• [Exercise prompt] Can you retype every record below exactly as written?

*** Source records

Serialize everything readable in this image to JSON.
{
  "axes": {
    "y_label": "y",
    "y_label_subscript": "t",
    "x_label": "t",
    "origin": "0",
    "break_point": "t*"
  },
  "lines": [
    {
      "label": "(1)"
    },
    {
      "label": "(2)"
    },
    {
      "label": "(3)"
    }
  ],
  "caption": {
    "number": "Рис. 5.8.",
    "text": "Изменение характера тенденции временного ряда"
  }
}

******

• [Result]
Serialize everything readable in this image to JSON.
{
  "axes": {
    "y_label": "y",
    "y_label_subscript": "t",
    "x_label": "t",
    "origin": "0",
    "break_point": "t*"
  },
  "lines": [
    {
      "label": "(1)"
    },
    {
      "label": "(2)"
    },
    {
      "label": "(3)"
    }
  ],
  "caption": {
    "number": "Рис. 5.8.",
    "text": "Изменение характера тенденции временного ряда"
  }
}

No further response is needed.